-- Start Extracted entries --
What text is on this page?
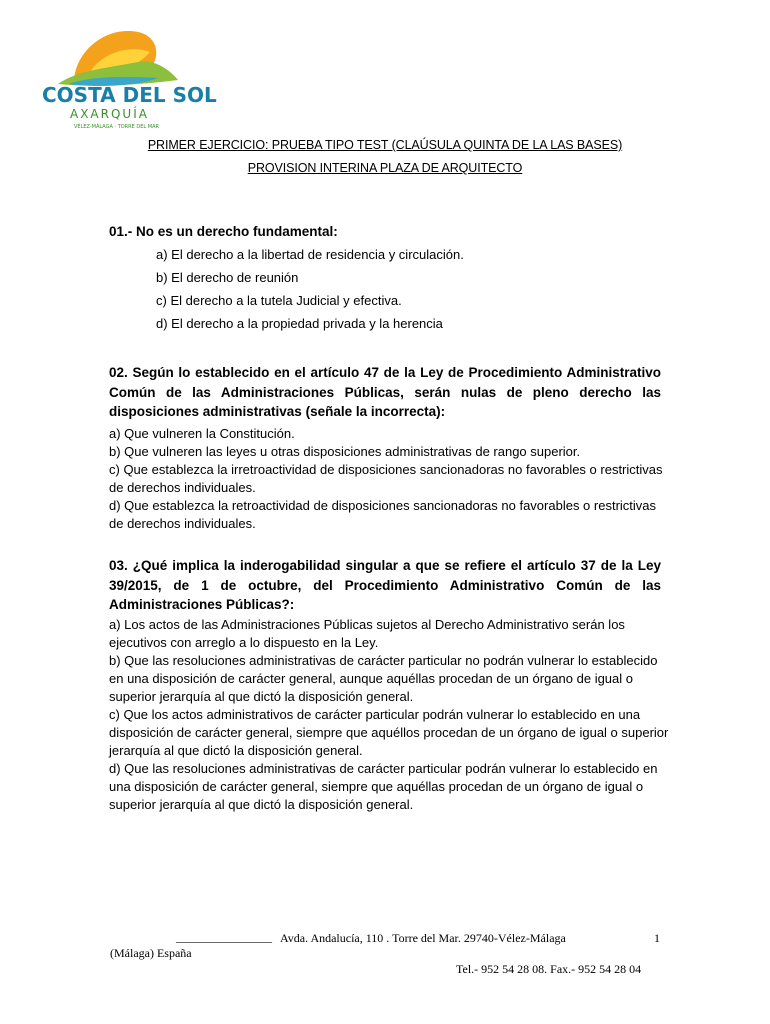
COSTA DEL SOL
AXARQUÍA
VÉLEZ-MÁLAGA · TORRE DEL MAR
PRIMER EJERCICIO: PRUEBA TIPO TEST (CLAÚSULA QUINTA DE LA LAS BASES)
PROVISION INTERINA PLAZA DE ARQUITECTO
01.- No es un derecho fundamental:
a) El derecho a la libertad de residencia y circulación.
b) El derecho de reunión
c) El derecho a la tutela Judicial y efectiva.
d) El derecho a la propiedad privada y la herencia
02. Según lo establecido en el artículo 47 de la Ley de Procedimiento Administrativo Común de las Administraciones Públicas, serán nulas de pleno derecho las disposiciones administrativas (señale la incorrecta):
a) Que vulneren la Constitución.
b) Que vulneren las leyes u otras disposiciones administrativas de rango superior.
c) Que establezca la irretroactividad de disposiciones sancionadoras no favorables o restrictivas de derechos individuales.
d) Que establezca la retroactividad de disposiciones sancionadoras no favorables o restrictivas de derechos individuales.
03. ¿Qué implica la inderogabilidad singular a que se refiere el artículo 37 de la Ley 39/2015, de 1 de octubre, del Procedimiento Administrativo Común de las Administraciones Públicas?:
a) Los actos de las Administraciones Públicas sujetos al Derecho Administrativo serán los ejecutivos con arreglo a lo dispuesto en la Ley.
b) Que las resoluciones administrativas de carácter particular no podrán vulnerar lo establecido en una disposición de carácter general, aunque aquéllas procedan de un órgano de igual o superior jerarquía al que dictó la disposición general.
c) Que los actos administrativos de carácter particular podrán vulnerar lo establecido en una disposición de carácter general, siempre que aquéllos procedan de un órgano de igual o superior jerarquía al que dictó la disposición general.
d) Que las resoluciones administrativas de carácter particular podrán vulnerar lo establecido en una disposición de carácter general, siempre que aquéllas procedan de un órgano de igual o superior jerarquía al que dictó la disposición general.
________________ Avda. Andalucía, 110 . Torre del Mar. 29740-Vélez-Málaga	1
(Málaga) España
Tel.- 952 54 28 08. Fax.- 952 54 28 04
-- End Extracted entries --
- The request
Omit every picture, then repeat the remaining data exactly as it appears above.

- Output of the exercise
What text is on this page?
COSTA DEL SOL
AXARQUÍA
VÉLEZ-MÁLAGA · TORRE DEL MAR
PRIMER EJERCICIO: PRUEBA TIPO TEST (CLAÚSULA QUINTA DE LA LAS BASES)
PROVISION INTERINA PLAZA DE ARQUITECTO
01.- No es un derecho fundamental:
a) El derecho a la libertad de residencia y circulación.
b) El derecho de reunión
c) El derecho a la tutela Judicial y efectiva.
d) El derecho a la propiedad privada y la herencia
02. Según lo establecido en el artículo 47 de la Ley de Procedimiento Administrativo Común de las Administraciones Públicas, serán nulas de pleno derecho las disposiciones administrativas (señale la incorrecta):
a) Que vulneren la Constitución.
b) Que vulneren las leyes u otras disposiciones administrativas de rango superior.
c) Que establezca la irretroactividad de disposiciones sancionadoras no favorables o restrictivas de derechos individuales.
d) Que establezca la retroactividad de disposiciones sancionadoras no favorables o restrictivas de derechos individuales.
03. ¿Qué implica la inderogabilidad singular a que se refiere el artículo 37 de la Ley 39/2015, de 1 de octubre, del Procedimiento Administrativo Común de las Administraciones Públicas?:
a) Los actos de las Administraciones Públicas sujetos al Derecho Administrativo serán los ejecutivos con arreglo a lo dispuesto en la Ley.
b) Que las resoluciones administrativas de carácter particular no podrán vulnerar lo establecido en una disposición de carácter general, aunque aquéllas procedan de un órgano de igual o superior jerarquía al que dictó la disposición general.
c) Que los actos administrativos de carácter particular podrán vulnerar lo establecido en una disposición de carácter general, siempre que aquéllos procedan de un órgano de igual o superior jerarquía al que dictó la disposición general.
d) Que las resoluciones administrativas de carácter particular podrán vulnerar lo establecido en una disposición de carácter general, siempre que aquéllas procedan de un órgano de igual o superior jerarquía al que dictó la disposición general.
________________ Avda. Andalucía, 110 . Torre del Mar. 29740-Vélez-Málaga	1
(Málaga) España
Tel.- 952 54 28 08. Fax.- 952 54 28 04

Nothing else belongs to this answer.